(begin)
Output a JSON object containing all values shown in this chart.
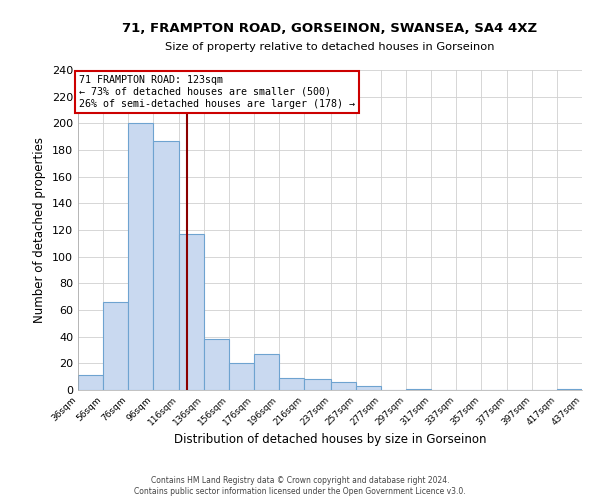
{
  "title": "71, FRAMPTON ROAD, GORSEINON, SWANSEA, SA4 4XZ",
  "subtitle": "Size of property relative to detached houses in Gorseinon",
  "xlabel": "Distribution of detached houses by size in Gorseinon",
  "ylabel": "Number of detached properties",
  "bar_edges": [
    36,
    56,
    76,
    96,
    116,
    136,
    156,
    176,
    196,
    216,
    237,
    257,
    277,
    297,
    317,
    337,
    357,
    377,
    397,
    417,
    437
  ],
  "bar_heights": [
    11,
    66,
    200,
    187,
    117,
    38,
    20,
    27,
    9,
    8,
    6,
    3,
    0,
    1,
    0,
    0,
    0,
    0,
    0,
    1
  ],
  "bar_color": "#c9d9f0",
  "bar_edge_color": "#6ea3d0",
  "vline_x": 123,
  "vline_color": "#8b0000",
  "annotation_title": "71 FRAMPTON ROAD: 123sqm",
  "annotation_line1": "← 73% of detached houses are smaller (500)",
  "annotation_line2": "26% of semi-detached houses are larger (178) →",
  "annotation_box_color": "#cc0000",
  "annotation_bg_color": "#ffffff",
  "ylim": [
    0,
    240
  ],
  "yticks": [
    0,
    20,
    40,
    60,
    80,
    100,
    120,
    140,
    160,
    180,
    200,
    220,
    240
  ],
  "tick_labels": [
    "36sqm",
    "56sqm",
    "76sqm",
    "96sqm",
    "116sqm",
    "136sqm",
    "156sqm",
    "176sqm",
    "196sqm",
    "216sqm",
    "237sqm",
    "257sqm",
    "277sqm",
    "297sqm",
    "317sqm",
    "337sqm",
    "357sqm",
    "377sqm",
    "397sqm",
    "417sqm",
    "437sqm"
  ],
  "footer_line1": "Contains HM Land Registry data © Crown copyright and database right 2024.",
  "footer_line2": "Contains public sector information licensed under the Open Government Licence v3.0.",
  "bg_color": "#ffffff",
  "grid_color": "#d0d0d0"
}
(end)
- _Your task_
Your task is to repeat the data above exactly while excluding the pictures.

- _Result for this exercise_
Output a JSON object containing all values shown in this chart.
{
  "title": "71, FRAMPTON ROAD, GORSEINON, SWANSEA, SA4 4XZ",
  "subtitle": "Size of property relative to detached houses in Gorseinon",
  "xlabel": "Distribution of detached houses by size in Gorseinon",
  "ylabel": "Number of detached properties",
  "bar_edges": [
    36,
    56,
    76,
    96,
    116,
    136,
    156,
    176,
    196,
    216,
    237,
    257,
    277,
    297,
    317,
    337,
    357,
    377,
    397,
    417,
    437
  ],
  "bar_heights": [
    11,
    66,
    200,
    187,
    117,
    38,
    20,
    27,
    9,
    8,
    6,
    3,
    0,
    1,
    0,
    0,
    0,
    0,
    0,
    1
  ],
  "bar_color": "#c9d9f0",
  "bar_edge_color": "#6ea3d0",
  "vline_x": 123,
  "vline_color": "#8b0000",
  "annotation_title": "71 FRAMPTON ROAD: 123sqm",
  "annotation_line1": "← 73% of detached houses are smaller (500)",
  "annotation_line2": "26% of semi-detached houses are larger (178) →",
  "annotation_box_color": "#cc0000",
  "annotation_bg_color": "#ffffff",
  "ylim": [
    0,
    240
  ],
  "yticks": [
    0,
    20,
    40,
    60,
    80,
    100,
    120,
    140,
    160,
    180,
    200,
    220,
    240
  ],
  "tick_labels": [
    "36sqm",
    "56sqm",
    "76sqm",
    "96sqm",
    "116sqm",
    "136sqm",
    "156sqm",
    "176sqm",
    "196sqm",
    "216sqm",
    "237sqm",
    "257sqm",
    "277sqm",
    "297sqm",
    "317sqm",
    "337sqm",
    "357sqm",
    "377sqm",
    "397sqm",
    "417sqm",
    "437sqm"
  ],
  "footer_line1": "Contains HM Land Registry data © Crown copyright and database right 2024.",
  "footer_line2": "Contains public sector information licensed under the Open Government Licence v3.0.",
  "bg_color": "#ffffff",
  "grid_color": "#d0d0d0"
}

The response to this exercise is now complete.